**Provided records**
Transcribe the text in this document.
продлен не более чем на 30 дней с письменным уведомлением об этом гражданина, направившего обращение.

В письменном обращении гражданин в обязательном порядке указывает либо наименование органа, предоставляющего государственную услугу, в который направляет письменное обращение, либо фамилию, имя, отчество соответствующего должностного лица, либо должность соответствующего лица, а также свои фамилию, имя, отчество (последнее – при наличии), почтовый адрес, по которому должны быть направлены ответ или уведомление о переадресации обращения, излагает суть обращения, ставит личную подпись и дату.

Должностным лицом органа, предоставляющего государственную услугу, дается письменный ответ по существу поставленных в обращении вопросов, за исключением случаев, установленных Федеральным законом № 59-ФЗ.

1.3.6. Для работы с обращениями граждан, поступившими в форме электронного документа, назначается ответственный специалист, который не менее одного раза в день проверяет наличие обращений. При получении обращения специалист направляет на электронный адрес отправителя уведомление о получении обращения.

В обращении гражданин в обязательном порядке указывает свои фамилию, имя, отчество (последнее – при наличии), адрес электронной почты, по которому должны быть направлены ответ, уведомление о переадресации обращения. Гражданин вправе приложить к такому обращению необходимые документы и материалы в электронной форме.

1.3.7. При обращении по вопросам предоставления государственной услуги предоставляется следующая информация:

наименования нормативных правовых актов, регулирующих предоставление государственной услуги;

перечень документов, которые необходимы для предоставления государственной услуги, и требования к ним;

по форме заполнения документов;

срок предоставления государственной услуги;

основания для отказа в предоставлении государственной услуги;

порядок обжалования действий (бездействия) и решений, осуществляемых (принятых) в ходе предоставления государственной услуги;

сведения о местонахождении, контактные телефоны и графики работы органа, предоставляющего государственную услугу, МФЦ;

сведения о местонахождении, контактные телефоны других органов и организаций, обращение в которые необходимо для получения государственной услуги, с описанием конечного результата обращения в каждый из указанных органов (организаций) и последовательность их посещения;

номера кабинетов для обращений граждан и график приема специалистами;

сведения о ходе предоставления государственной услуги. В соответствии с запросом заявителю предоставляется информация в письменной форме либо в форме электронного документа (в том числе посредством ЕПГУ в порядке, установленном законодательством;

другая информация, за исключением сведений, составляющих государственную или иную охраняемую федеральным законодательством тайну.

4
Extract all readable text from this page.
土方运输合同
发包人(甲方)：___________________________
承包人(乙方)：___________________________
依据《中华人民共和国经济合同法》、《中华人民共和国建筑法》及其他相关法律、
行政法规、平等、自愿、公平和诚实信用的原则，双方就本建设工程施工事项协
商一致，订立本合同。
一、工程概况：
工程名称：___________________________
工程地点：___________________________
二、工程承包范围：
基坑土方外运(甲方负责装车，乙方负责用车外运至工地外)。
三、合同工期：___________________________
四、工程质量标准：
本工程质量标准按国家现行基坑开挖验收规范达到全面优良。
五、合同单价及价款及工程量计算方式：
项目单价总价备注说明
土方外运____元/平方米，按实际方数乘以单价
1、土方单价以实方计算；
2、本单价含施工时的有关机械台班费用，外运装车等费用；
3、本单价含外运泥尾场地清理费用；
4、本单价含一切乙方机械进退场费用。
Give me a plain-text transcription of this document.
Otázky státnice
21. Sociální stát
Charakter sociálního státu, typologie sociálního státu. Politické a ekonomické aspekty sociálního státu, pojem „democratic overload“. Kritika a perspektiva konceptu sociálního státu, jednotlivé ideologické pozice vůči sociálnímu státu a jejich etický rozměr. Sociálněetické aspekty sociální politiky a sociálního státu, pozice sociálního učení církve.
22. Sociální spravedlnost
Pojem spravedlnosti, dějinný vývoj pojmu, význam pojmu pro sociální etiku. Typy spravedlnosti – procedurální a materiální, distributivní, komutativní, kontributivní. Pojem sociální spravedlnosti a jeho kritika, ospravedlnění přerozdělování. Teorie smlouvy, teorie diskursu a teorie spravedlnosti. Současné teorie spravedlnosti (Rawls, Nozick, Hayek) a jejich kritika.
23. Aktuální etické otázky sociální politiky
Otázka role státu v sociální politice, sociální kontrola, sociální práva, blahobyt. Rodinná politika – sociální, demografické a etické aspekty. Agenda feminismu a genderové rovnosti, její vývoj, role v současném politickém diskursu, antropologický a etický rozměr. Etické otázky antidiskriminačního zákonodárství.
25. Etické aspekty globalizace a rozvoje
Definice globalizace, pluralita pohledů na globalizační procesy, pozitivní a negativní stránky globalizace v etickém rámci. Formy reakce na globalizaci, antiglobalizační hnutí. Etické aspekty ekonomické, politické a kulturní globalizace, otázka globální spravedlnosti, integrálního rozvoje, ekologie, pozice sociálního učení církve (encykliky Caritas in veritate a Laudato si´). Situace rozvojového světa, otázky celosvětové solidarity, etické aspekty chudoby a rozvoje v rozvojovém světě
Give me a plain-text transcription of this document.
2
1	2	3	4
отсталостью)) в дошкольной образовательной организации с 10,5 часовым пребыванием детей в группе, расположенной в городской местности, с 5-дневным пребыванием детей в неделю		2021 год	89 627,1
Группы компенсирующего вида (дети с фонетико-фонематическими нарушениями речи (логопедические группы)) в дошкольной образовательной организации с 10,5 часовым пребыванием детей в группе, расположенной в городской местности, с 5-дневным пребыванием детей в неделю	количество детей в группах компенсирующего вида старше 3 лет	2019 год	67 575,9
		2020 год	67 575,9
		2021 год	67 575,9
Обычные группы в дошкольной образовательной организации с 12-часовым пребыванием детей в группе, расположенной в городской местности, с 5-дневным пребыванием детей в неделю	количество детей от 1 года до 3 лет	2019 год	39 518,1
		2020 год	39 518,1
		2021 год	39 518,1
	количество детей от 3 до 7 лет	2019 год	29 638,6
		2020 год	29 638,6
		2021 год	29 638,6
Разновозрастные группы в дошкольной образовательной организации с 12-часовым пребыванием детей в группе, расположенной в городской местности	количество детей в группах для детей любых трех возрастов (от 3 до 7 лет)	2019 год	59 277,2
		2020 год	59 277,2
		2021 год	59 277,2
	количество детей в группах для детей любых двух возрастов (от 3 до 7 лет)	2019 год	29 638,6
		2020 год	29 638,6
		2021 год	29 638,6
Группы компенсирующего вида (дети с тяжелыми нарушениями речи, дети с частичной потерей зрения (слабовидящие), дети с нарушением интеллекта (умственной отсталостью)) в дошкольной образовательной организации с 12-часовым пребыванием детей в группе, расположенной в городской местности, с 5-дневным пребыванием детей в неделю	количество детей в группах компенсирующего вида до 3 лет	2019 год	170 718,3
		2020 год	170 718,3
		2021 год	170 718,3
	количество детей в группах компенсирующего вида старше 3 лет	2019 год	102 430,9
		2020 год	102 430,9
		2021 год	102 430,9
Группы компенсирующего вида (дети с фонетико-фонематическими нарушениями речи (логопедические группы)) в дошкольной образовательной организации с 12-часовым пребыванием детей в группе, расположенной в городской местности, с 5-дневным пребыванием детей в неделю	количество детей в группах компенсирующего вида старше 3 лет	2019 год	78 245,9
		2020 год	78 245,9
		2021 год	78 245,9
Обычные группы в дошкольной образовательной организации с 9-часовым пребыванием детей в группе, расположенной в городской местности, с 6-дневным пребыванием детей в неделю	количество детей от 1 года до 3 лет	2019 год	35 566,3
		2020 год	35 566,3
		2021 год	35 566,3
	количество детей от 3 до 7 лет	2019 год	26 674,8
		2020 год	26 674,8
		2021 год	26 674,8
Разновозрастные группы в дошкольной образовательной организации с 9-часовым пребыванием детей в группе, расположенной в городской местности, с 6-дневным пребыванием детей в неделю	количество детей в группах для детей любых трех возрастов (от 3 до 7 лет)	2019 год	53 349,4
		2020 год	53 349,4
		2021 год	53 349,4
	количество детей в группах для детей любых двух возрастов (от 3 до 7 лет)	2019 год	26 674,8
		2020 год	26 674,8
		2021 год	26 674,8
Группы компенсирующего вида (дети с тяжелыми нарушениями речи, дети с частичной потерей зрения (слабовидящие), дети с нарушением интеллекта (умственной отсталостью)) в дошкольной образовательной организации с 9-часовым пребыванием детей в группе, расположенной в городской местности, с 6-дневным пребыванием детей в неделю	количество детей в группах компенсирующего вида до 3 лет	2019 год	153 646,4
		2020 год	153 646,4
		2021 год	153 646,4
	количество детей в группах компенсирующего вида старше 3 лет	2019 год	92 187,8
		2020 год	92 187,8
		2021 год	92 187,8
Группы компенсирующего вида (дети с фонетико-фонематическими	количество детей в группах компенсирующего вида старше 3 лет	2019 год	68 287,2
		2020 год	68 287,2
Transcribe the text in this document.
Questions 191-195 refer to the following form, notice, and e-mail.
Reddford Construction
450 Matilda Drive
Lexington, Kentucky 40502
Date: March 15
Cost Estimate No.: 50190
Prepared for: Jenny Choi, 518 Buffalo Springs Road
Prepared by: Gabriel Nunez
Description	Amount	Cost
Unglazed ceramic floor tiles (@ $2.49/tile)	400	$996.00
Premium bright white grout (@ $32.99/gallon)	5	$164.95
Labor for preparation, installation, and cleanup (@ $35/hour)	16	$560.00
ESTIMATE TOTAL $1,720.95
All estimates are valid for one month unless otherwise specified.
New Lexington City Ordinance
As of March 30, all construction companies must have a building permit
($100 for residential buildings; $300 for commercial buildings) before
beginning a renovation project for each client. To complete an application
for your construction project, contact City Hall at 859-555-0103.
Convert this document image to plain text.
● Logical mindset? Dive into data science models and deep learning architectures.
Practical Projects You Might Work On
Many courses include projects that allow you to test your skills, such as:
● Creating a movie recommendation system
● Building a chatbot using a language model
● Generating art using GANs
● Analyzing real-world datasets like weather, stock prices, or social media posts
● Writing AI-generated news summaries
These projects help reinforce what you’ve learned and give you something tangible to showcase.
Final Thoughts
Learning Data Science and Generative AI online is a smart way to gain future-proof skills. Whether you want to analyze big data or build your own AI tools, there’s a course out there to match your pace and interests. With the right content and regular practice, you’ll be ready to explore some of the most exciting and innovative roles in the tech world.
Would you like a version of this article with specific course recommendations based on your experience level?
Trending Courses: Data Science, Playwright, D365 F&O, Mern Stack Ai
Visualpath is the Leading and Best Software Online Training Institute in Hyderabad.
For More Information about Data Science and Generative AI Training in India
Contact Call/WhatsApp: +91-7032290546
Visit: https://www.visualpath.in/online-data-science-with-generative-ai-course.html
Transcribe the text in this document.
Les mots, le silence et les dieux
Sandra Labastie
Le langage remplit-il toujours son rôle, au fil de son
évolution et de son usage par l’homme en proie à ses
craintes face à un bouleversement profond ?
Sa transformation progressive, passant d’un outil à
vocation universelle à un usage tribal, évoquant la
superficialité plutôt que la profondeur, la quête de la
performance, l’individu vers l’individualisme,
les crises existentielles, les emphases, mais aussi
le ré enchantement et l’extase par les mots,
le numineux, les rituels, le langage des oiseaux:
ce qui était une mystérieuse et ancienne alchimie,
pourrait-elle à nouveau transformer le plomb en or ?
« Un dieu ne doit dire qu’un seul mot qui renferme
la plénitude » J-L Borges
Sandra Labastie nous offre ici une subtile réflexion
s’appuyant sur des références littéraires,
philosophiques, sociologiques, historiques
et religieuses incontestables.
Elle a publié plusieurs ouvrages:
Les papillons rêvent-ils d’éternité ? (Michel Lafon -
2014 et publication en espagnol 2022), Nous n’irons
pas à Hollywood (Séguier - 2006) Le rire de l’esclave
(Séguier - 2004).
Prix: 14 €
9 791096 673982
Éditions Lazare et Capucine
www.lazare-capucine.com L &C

**Exercise**
Tally the lines in these entries that have the string "двух" in them, then answer with the count and nothing else.

**Output of the task**
2